Task brief -> Restate the full set of records exactly, without adding or dropping a word.

Stored data
══════════════════════════════

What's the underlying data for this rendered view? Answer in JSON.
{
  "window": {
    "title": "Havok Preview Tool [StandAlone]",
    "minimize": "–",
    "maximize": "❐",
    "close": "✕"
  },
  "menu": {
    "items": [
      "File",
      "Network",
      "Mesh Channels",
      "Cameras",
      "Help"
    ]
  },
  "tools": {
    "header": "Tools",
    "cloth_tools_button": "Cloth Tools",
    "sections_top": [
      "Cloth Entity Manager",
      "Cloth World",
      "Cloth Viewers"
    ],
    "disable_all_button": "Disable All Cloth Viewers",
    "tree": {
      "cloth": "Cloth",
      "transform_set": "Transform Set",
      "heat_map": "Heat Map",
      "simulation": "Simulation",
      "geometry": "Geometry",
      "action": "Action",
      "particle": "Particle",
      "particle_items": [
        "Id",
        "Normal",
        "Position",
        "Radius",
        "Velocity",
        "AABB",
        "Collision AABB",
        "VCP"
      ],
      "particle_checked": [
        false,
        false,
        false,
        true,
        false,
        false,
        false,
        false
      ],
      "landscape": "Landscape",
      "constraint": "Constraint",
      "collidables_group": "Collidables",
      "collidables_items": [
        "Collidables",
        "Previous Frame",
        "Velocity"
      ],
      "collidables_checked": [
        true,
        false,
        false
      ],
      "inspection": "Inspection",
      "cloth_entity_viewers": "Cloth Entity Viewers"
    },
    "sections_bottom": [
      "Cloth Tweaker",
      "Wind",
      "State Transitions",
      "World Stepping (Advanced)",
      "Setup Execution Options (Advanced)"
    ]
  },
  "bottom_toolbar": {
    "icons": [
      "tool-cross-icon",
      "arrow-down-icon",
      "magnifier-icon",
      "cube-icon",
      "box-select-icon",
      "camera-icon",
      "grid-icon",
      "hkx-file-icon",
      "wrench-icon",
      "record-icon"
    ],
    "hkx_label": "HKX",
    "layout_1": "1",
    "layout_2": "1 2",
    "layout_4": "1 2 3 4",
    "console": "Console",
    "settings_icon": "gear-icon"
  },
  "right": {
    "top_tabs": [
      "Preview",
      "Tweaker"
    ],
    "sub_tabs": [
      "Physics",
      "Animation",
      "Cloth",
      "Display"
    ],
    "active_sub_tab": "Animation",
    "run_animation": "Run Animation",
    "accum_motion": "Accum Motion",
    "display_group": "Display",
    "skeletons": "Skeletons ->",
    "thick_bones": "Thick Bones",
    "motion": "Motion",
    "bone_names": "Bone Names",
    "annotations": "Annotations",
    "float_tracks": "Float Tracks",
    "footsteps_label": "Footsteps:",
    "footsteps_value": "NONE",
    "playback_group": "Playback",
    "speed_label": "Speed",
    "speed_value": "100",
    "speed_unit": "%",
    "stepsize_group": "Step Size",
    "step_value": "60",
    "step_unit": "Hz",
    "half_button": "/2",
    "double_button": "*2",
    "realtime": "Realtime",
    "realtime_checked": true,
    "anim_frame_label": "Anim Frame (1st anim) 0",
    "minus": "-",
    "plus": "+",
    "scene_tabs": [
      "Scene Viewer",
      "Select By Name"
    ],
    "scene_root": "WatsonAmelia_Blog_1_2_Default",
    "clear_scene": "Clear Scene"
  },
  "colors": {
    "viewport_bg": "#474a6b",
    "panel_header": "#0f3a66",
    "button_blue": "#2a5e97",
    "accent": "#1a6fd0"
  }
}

══════════════════════════════

Result of this exercise ->
What's the underlying data for this rendered view? Answer in JSON.
{
  "window": {
    "title": "Havok Preview Tool [StandAlone]",
    "minimize": "–",
    "maximize": "❐",
    "close": "✕"
  },
  "menu": {
    "items": [
      "File",
      "Network",
      "Mesh Channels",
      "Cameras",
      "Help"
    ]
  },
  "tools": {
    "header": "Tools",
    "cloth_tools_button": "Cloth Tools",
    "sections_top": [
      "Cloth Entity Manager",
      "Cloth World",
      "Cloth Viewers"
    ],
    "disable_all_button": "Disable All Cloth Viewers",
    "tree": {
      "cloth": "Cloth",
      "transform_set": "Transform Set",
      "heat_map": "Heat Map",
      "simulation": "Simulation",
      "geometry": "Geometry",
      "action": "Action",
      "particle": "Particle",
      "particle_items": [
        "Id",
        "Normal",
        "Position",
        "Radius",
        "Velocity",
        "AABB",
        "Collision AABB",
        "VCP"
      ],
      "particle_checked": [
        false,
        false,
        false,
        true,
        false,
        false,
        false,
        false
      ],
      "landscape": "Landscape",
      "constraint": "Constraint",
      "collidables_group": "Collidables",
      "collidables_items": [
        "Collidables",
        "Previous Frame",
        "Velocity"
      ],
      "collidables_checked": [
        true,
        false,
        false
      ],
      "inspection": "Inspection",
      "cloth_entity_viewers": "Cloth Entity Viewers"
    },
    "sections_bottom": [
      "Cloth Tweaker",
      "Wind",
      "State Transitions",
      "World Stepping (Advanced)",
      "Setup Execution Options (Advanced)"
    ]
  },
  "bottom_toolbar": {
    "icons": [
      "tool-cross-icon",
      "arrow-down-icon",
      "magnifier-icon",
      "cube-icon",
      "box-select-icon",
      "camera-icon",
      "grid-icon",
      "hkx-file-icon",
      "wrench-icon",
      "record-icon"
    ],
    "hkx_label": "HKX",
    "layout_1": "1",
    "layout_2": "1 2",
    "layout_4": "1 2 3 4",
    "console": "Console",
    "settings_icon": "gear-icon"
  },
  "right": {
    "top_tabs": [
      "Preview",
      "Tweaker"
    ],
    "sub_tabs": [
      "Physics",
      "Animation",
      "Cloth",
      "Display"
    ],
    "active_sub_tab": "Animation",
    "run_animation": "Run Animation",
    "accum_motion": "Accum Motion",
    "display_group": "Display",
    "skeletons": "Skeletons ->",
    "thick_bones": "Thick Bones",
    "motion": "Motion",
    "bone_names": "Bone Names",
    "annotations": "Annotations",
    "float_tracks": "Float Tracks",
    "footsteps_label": "Footsteps:",
    "footsteps_value": "NONE",
    "playback_group": "Playback",
    "speed_label": "Speed",
    "speed_value": "100",
    "speed_unit": "%",
    "stepsize_group": "Step Size",
    "step_value": "60",
    "step_unit": "Hz",
    "half_button": "/2",
    "double_button": "*2",
    "realtime": "Realtime",
    "realtime_checked": true,
    "anim_frame_label": "Anim Frame (1st anim) 0",
    "minus": "-",
    "plus": "+",
    "scene_tabs": [
      "Scene Viewer",
      "Select By Name"
    ],
    "scene_root": "WatsonAmelia_Blog_1_2_Default",
    "clear_scene": "Clear Scene"
  },
  "colors": {
    "viewport_bg": "#474a6b",
    "panel_header": "#0f3a66",
    "button_blue": "#2a5e97",
    "accent": "#1a6fd0"
  }
}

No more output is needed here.